━━ Records supplied ━━

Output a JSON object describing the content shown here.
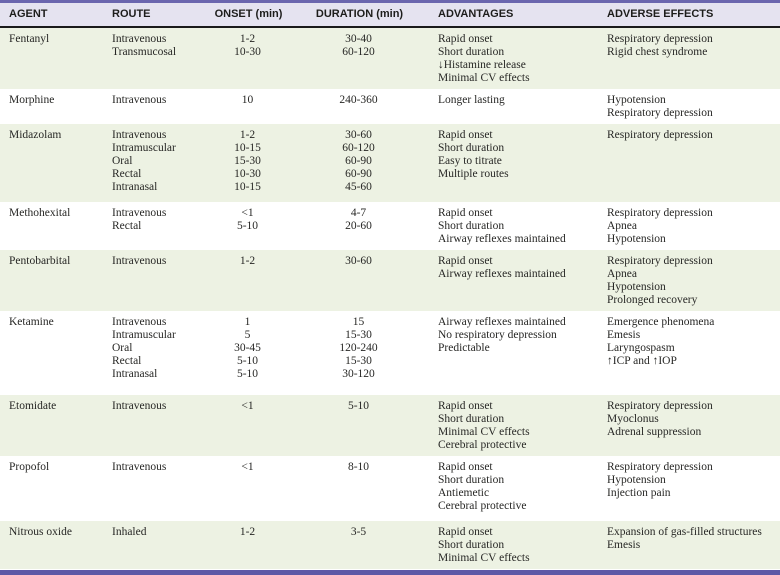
{
  "colors": {
    "header_bg": "#e5e3f0",
    "row_alt_bg": "#edf2e3",
    "accent_purple_top": "#6b66ae",
    "accent_purple_bottom": "#5d58a6",
    "header_rule_black": "#1a1a1a",
    "text": "#272725"
  },
  "table": {
    "columns": [
      {
        "label": "AGENT"
      },
      {
        "label": "ROUTE"
      },
      {
        "label": "ONSET (min)"
      },
      {
        "label": "DURATION (min)"
      },
      {
        "label": "ADVANTAGES"
      },
      {
        "label": "ADVERSE EFFECTS"
      }
    ],
    "rows": [
      {
        "agent": "Fentanyl",
        "route": [
          "Intravenous",
          "Transmucosal"
        ],
        "onset": [
          "1-2",
          "10-30"
        ],
        "duration": [
          "30-40",
          "60-120"
        ],
        "advantages": [
          "Rapid onset",
          "Short duration",
          "↓Histamine release",
          "Minimal CV effects"
        ],
        "adverse": [
          "Respiratory depression",
          "Rigid chest syndrome"
        ]
      },
      {
        "agent": "Morphine",
        "route": [
          "Intravenous"
        ],
        "onset": [
          "10"
        ],
        "duration": [
          "240-360"
        ],
        "advantages": [
          "Longer lasting"
        ],
        "adverse": [
          "Hypotension",
          "Respiratory depression"
        ]
      },
      {
        "agent": "Midazolam",
        "route": [
          "Intravenous",
          "Intramuscular",
          "Oral",
          "Rectal",
          "Intranasal"
        ],
        "onset": [
          "1-2",
          "10-15",
          "15-30",
          "10-30",
          "10-15"
        ],
        "duration": [
          "30-60",
          "60-120",
          "60-90",
          "60-90",
          "45-60"
        ],
        "advantages": [
          "Rapid onset",
          "Short duration",
          "Easy to titrate",
          "Multiple routes"
        ],
        "adverse": [
          "Respiratory depression"
        ]
      },
      {
        "agent": "Methohexital",
        "route": [
          "Intravenous",
          "Rectal"
        ],
        "onset": [
          "<1",
          "5-10"
        ],
        "duration": [
          "4-7",
          "20-60"
        ],
        "advantages": [
          "Rapid onset",
          "Short duration",
          "Airway reflexes maintained"
        ],
        "adverse": [
          "Respiratory depression",
          "Apnea",
          "Hypotension"
        ]
      },
      {
        "agent": "Pentobarbital",
        "route": [
          "Intravenous"
        ],
        "onset": [
          "1-2"
        ],
        "duration": [
          "30-60"
        ],
        "advantages": [
          "Rapid onset",
          "Airway reflexes maintained"
        ],
        "adverse": [
          "Respiratory depression",
          "Apnea",
          "Hypotension",
          "Prolonged recovery"
        ]
      },
      {
        "agent": "Ketamine",
        "route": [
          "Intravenous",
          "Intramuscular",
          "Oral",
          "Rectal",
          "Intranasal"
        ],
        "onset": [
          "1",
          "5",
          "30-45",
          "5-10",
          "5-10"
        ],
        "duration": [
          "15",
          "15-30",
          "120-240",
          "15-30",
          "30-120"
        ],
        "advantages": [
          "Airway reflexes maintained",
          "No respiratory depression",
          "Predictable"
        ],
        "adverse": [
          "Emergence phenomena",
          "Emesis",
          "Laryngospasm",
          "↑ICP and ↑IOP"
        ]
      },
      {
        "agent": "Etomidate",
        "route": [
          "Intravenous"
        ],
        "onset": [
          "<1"
        ],
        "duration": [
          "5-10"
        ],
        "advantages": [
          "Rapid onset",
          "Short duration",
          "Minimal CV effects",
          "Cerebral protective"
        ],
        "adverse": [
          "Respiratory depression",
          "Myoclonus",
          "Adrenal suppression"
        ]
      },
      {
        "agent": "Propofol",
        "route": [
          "Intravenous"
        ],
        "onset": [
          "<1"
        ],
        "duration": [
          "8-10"
        ],
        "advantages": [
          "Rapid onset",
          "Short duration",
          "Antiemetic",
          "Cerebral protective"
        ],
        "adverse": [
          "Respiratory depression",
          "Hypotension",
          "Injection pain"
        ]
      },
      {
        "agent": "Nitrous oxide",
        "route": [
          "Inhaled"
        ],
        "onset": [
          "1-2"
        ],
        "duration": [
          "3-5"
        ],
        "advantages": [
          "Rapid onset",
          "Short duration",
          "Minimal CV effects"
        ],
        "adverse": [
          "Expansion of gas-filled structures",
          "Emesis"
        ]
      }
    ]
  }
}
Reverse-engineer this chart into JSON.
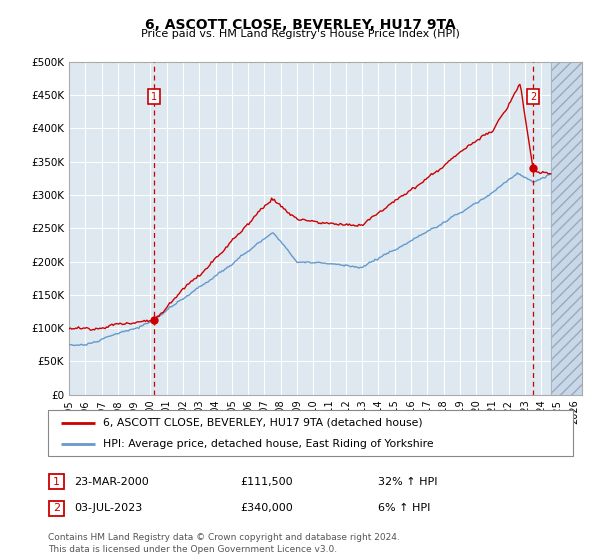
{
  "title": "6, ASCOTT CLOSE, BEVERLEY, HU17 9TA",
  "subtitle": "Price paid vs. HM Land Registry's House Price Index (HPI)",
  "ylim": [
    0,
    500000
  ],
  "yticks": [
    0,
    50000,
    100000,
    150000,
    200000,
    250000,
    300000,
    350000,
    400000,
    450000,
    500000
  ],
  "ytick_labels": [
    "£0",
    "£50K",
    "£100K",
    "£150K",
    "£200K",
    "£250K",
    "£300K",
    "£350K",
    "£400K",
    "£450K",
    "£500K"
  ],
  "xlim_start": 1995.0,
  "xlim_end": 2026.5,
  "hatch_start": 2024.58,
  "purchase1_x": 2000.22,
  "purchase1_y": 111500,
  "purchase2_x": 2023.5,
  "purchase2_y": 340000,
  "purchase1_label": "1",
  "purchase2_label": "2",
  "line_color_red": "#cc0000",
  "line_color_blue": "#6699cc",
  "background_color": "#dde8f0",
  "grid_color": "#ffffff",
  "legend_line1": "6, ASCOTT CLOSE, BEVERLEY, HU17 9TA (detached house)",
  "legend_line2": "HPI: Average price, detached house, East Riding of Yorkshire",
  "table_row1_num": "1",
  "table_row1_date": "23-MAR-2000",
  "table_row1_price": "£111,500",
  "table_row1_hpi": "32% ↑ HPI",
  "table_row2_num": "2",
  "table_row2_date": "03-JUL-2023",
  "table_row2_price": "£340,000",
  "table_row2_hpi": "6% ↑ HPI",
  "footer": "Contains HM Land Registry data © Crown copyright and database right 2024.\nThis data is licensed under the Open Government Licence v3.0.",
  "xticks": [
    1995,
    1996,
    1997,
    1998,
    1999,
    2000,
    2001,
    2002,
    2003,
    2004,
    2005,
    2006,
    2007,
    2008,
    2009,
    2010,
    2011,
    2012,
    2013,
    2014,
    2015,
    2016,
    2017,
    2018,
    2019,
    2020,
    2021,
    2022,
    2023,
    2024,
    2025,
    2026
  ]
}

━━━

_Given problem:_
Repeat each entry exactly as given; no pictures belong in the copy.

_Result for this task:_
Output a JSON object describing the content shown here.
{
  "colors": {
    "header_bg": "#e5e3f0",
    "row_alt_bg": "#edf2e3",
    "accent_purple_top": "#6b66ae",
    "accent_purple_bottom": "#5d58a6",
    "header_rule_black": "#1a1a1a",
    "text": "#272725"
  },
  "table": {
    "columns": [
      {
        "label": "AGENT"
      },
      {
        "label": "ROUTE"
      },
      {
        "label": "ONSET (min)"
      },
      {
        "label": "DURATION (min)"
      },
      {
        "label": "ADVANTAGES"
      },
      {
        "label": "ADVERSE EFFECTS"
      }
    ],
    "rows": [
      {
        "agent": "Fentanyl",
        "route": [
          "Intravenous",
          "Transmucosal"
        ],
        "onset": [
          "1-2",
          "10-30"
        ],
        "duration": [
          "30-40",
          "60-120"
        ],
        "advantages": [
          "Rapid onset",
          "Short duration",
          "↓Histamine release",
          "Minimal CV effects"
        ],
        "adverse": [
          "Respiratory depression",
          "Rigid chest syndrome"
        ]
      },
      {
        "agent": "Morphine",
        "route": [
          "Intravenous"
        ],
        "onset": [
          "10"
        ],
        "duration": [
          "240-360"
        ],
        "advantages": [
          "Longer lasting"
        ],
        "adverse": [
          "Hypotension",
          "Respiratory depression"
        ]
      },
      {
        "agent": "Midazolam",
        "route": [
          "Intravenous",
          "Intramuscular",
          "Oral",
          "Rectal",
          "Intranasal"
        ],
        "onset": [
          "1-2",
          "10-15",
          "15-30",
          "10-30",
          "10-15"
        ],
        "duration": [
          "30-60",
          "60-120",
          "60-90",
          "60-90",
          "45-60"
        ],
        "advantages": [
          "Rapid onset",
          "Short duration",
          "Easy to titrate",
          "Multiple routes"
        ],
        "adverse": [
          "Respiratory depression"
        ]
      },
      {
        "agent": "Methohexital",
        "route": [
          "Intravenous",
          "Rectal"
        ],
        "onset": [
          "<1",
          "5-10"
        ],
        "duration": [
          "4-7",
          "20-60"
        ],
        "advantages": [
          "Rapid onset",
          "Short duration",
          "Airway reflexes maintained"
        ],
        "adverse": [
          "Respiratory depression",
          "Apnea",
          "Hypotension"
        ]
      },
      {
        "agent": "Pentobarbital",
        "route": [
          "Intravenous"
        ],
        "onset": [
          "1-2"
        ],
        "duration": [
          "30-60"
        ],
        "advantages": [
          "Rapid onset",
          "Airway reflexes maintained"
        ],
        "adverse": [
          "Respiratory depression",
          "Apnea",
          "Hypotension",
          "Prolonged recovery"
        ]
      },
      {
        "agent": "Ketamine",
        "route": [
          "Intravenous",
          "Intramuscular",
          "Oral",
          "Rectal",
          "Intranasal"
        ],
        "onset": [
          "1",
          "5",
          "30-45",
          "5-10",
          "5-10"
        ],
        "duration": [
          "15",
          "15-30",
          "120-240",
          "15-30",
          "30-120"
        ],
        "advantages": [
          "Airway reflexes maintained",
          "No respiratory depression",
          "Predictable"
        ],
        "adverse": [
          "Emergence phenomena",
          "Emesis",
          "Laryngospasm",
          "↑ICP and ↑IOP"
        ]
      },
      {
        "agent": "Etomidate",
        "route": [
          "Intravenous"
        ],
        "onset": [
          "<1"
        ],
        "duration": [
          "5-10"
        ],
        "advantages": [
          "Rapid onset",
          "Short duration",
          "Minimal CV effects",
          "Cerebral protective"
        ],
        "adverse": [
          "Respiratory depression",
          "Myoclonus",
          "Adrenal suppression"
        ]
      },
      {
        "agent": "Propofol",
        "route": [
          "Intravenous"
        ],
        "onset": [
          "<1"
        ],
        "duration": [
          "8-10"
        ],
        "advantages": [
          "Rapid onset",
          "Short duration",
          "Antiemetic",
          "Cerebral protective"
        ],
        "adverse": [
          "Respiratory depression",
          "Hypotension",
          "Injection pain"
        ]
      },
      {
        "agent": "Nitrous oxide",
        "route": [
          "Inhaled"
        ],
        "onset": [
          "1-2"
        ],
        "duration": [
          "3-5"
        ],
        "advantages": [
          "Rapid onset",
          "Short duration",
          "Minimal CV effects"
        ],
        "adverse": [
          "Expansion of gas-filled structures",
          "Emesis"
        ]
      }
    ]
  }
}
Reverse-engineer this chart into JSON.
{
  "title": "6, ASCOTT CLOSE, BEVERLEY, HU17 9TA",
  "subtitle": "Price paid vs. HM Land Registry's House Price Index (HPI)",
  "ylim": [
    0,
    500000
  ],
  "yticks": [
    0,
    50000,
    100000,
    150000,
    200000,
    250000,
    300000,
    350000,
    400000,
    450000,
    500000
  ],
  "ytick_labels": [
    "£0",
    "£50K",
    "£100K",
    "£150K",
    "£200K",
    "£250K",
    "£300K",
    "£350K",
    "£400K",
    "£450K",
    "£500K"
  ],
  "xlim_start": 1995.0,
  "xlim_end": 2026.5,
  "hatch_start": 2024.58,
  "purchase1_x": 2000.22,
  "purchase1_y": 111500,
  "purchase2_x": 2023.5,
  "purchase2_y": 340000,
  "purchase1_label": "1",
  "purchase2_label": "2",
  "line_color_red": "#cc0000",
  "line_color_blue": "#6699cc",
  "background_color": "#dde8f0",
  "grid_color": "#ffffff",
  "legend_line1": "6, ASCOTT CLOSE, BEVERLEY, HU17 9TA (detached house)",
  "legend_line2": "HPI: Average price, detached house, East Riding of Yorkshire",
  "table_row1_num": "1",
  "table_row1_date": "23-MAR-2000",
  "table_row1_price": "£111,500",
  "table_row1_hpi": "32% ↑ HPI",
  "table_row2_num": "2",
  "table_row2_date": "03-JUL-2023",
  "table_row2_price": "£340,000",
  "table_row2_hpi": "6% ↑ HPI",
  "footer": "Contains HM Land Registry data © Crown copyright and database right 2024.\nThis data is licensed under the Open Government Licence v3.0.",
  "xticks": [
    1995,
    1996,
    1997,
    1998,
    1999,
    2000,
    2001,
    2002,
    2003,
    2004,
    2005,
    2006,
    2007,
    2008,
    2009,
    2010,
    2011,
    2012,
    2013,
    2014,
    2015,
    2016,
    2017,
    2018,
    2019,
    2020,
    2021,
    2022,
    2023,
    2024,
    2025,
    2026
  ]
}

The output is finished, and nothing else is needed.